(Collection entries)
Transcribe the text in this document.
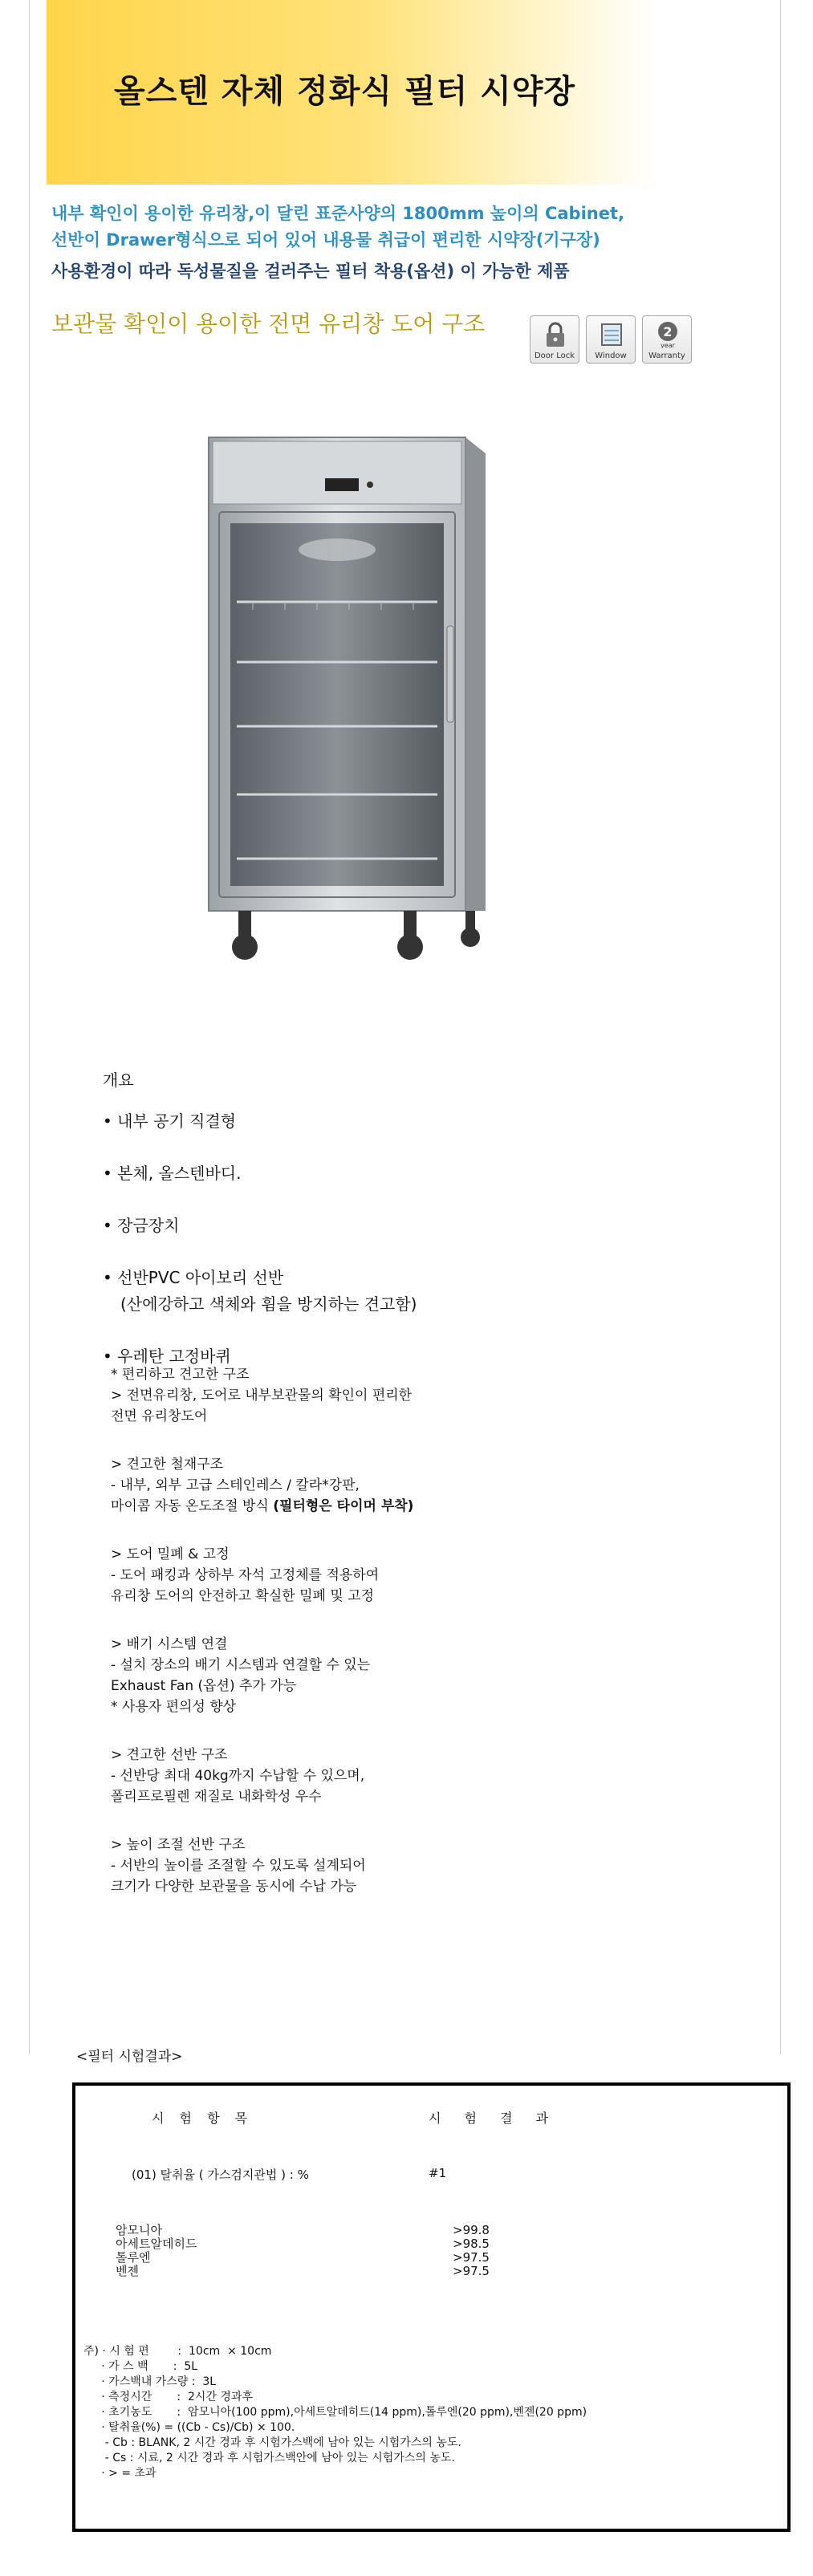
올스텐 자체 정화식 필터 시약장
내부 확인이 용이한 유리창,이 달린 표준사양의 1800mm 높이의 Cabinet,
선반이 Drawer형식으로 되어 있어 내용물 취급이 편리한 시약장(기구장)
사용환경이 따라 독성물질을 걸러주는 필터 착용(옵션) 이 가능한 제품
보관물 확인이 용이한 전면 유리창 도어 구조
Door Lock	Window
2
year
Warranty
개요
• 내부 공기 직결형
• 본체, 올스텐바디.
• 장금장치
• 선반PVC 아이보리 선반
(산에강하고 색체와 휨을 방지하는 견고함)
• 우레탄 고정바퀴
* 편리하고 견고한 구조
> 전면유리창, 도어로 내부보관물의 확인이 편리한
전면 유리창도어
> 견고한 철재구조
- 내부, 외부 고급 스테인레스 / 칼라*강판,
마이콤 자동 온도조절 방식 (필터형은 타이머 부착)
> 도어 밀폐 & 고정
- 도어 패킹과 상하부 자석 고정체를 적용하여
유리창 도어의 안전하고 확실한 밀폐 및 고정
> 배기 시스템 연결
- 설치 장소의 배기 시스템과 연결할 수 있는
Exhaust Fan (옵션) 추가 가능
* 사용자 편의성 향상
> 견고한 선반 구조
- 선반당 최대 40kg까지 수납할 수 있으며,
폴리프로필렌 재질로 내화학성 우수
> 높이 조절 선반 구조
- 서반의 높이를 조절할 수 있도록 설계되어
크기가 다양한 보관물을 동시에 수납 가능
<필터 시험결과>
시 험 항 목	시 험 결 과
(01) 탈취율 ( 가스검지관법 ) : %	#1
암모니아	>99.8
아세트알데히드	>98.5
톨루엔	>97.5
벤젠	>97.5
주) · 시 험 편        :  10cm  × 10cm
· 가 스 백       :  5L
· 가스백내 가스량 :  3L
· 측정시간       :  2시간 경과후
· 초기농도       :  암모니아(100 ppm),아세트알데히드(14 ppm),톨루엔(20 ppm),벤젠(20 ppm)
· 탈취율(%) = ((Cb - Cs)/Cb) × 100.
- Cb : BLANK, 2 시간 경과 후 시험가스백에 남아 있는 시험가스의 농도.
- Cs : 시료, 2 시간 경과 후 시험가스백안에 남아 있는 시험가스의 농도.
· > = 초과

• Goal: Reproduce each entry precisely. Leave the pictures out.

• Response to the task:
Transcribe the text in this document.
올스텐 자체 정화식 필터 시약장
내부 확인이 용이한 유리창,이 달린 표준사양의 1800mm 높이의 Cabinet,
선반이 Drawer형식으로 되어 있어 내용물 취급이 편리한 시약장(기구장)
사용환경이 따라 독성물질을 걸러주는 필터 착용(옵션) 이 가능한 제품
보관물 확인이 용이한 전면 유리창 도어 구조
Door Lock	Window
2
year
Warranty
개요
• 내부 공기 직결형
• 본체, 올스텐바디.
• 장금장치
• 선반PVC 아이보리 선반
(산에강하고 색체와 휨을 방지하는 견고함)
• 우레탄 고정바퀴
* 편리하고 견고한 구조
> 전면유리창, 도어로 내부보관물의 확인이 편리한
전면 유리창도어
> 견고한 철재구조
- 내부, 외부 고급 스테인레스 / 칼라*강판,
마이콤 자동 온도조절 방식 (필터형은 타이머 부착)
> 도어 밀폐 & 고정
- 도어 패킹과 상하부 자석 고정체를 적용하여
유리창 도어의 안전하고 확실한 밀폐 및 고정
> 배기 시스템 연결
- 설치 장소의 배기 시스템과 연결할 수 있는
Exhaust Fan (옵션) 추가 가능
* 사용자 편의성 향상
> 견고한 선반 구조
- 선반당 최대 40kg까지 수납할 수 있으며,
폴리프로필렌 재질로 내화학성 우수
> 높이 조절 선반 구조
- 서반의 높이를 조절할 수 있도록 설계되어
크기가 다양한 보관물을 동시에 수납 가능
<필터 시험결과>
시 험 항 목	시 험 결 과
(01) 탈취율 ( 가스검지관법 ) : %	#1
암모니아	>99.8
아세트알데히드	>98.5
톨루엔	>97.5
벤젠	>97.5
주) · 시 험 편        :  10cm  × 10cm
· 가 스 백       :  5L
· 가스백내 가스량 :  3L
· 측정시간       :  2시간 경과후
· 초기농도       :  암모니아(100 ppm),아세트알데히드(14 ppm),톨루엔(20 ppm),벤젠(20 ppm)
· 탈취율(%) = ((Cb - Cs)/Cb) × 100.
- Cb : BLANK, 2 시간 경과 후 시험가스백에 남아 있는 시험가스의 농도.
- Cs : 시료, 2 시간 경과 후 시험가스백안에 남아 있는 시험가스의 농도.
· > = 초과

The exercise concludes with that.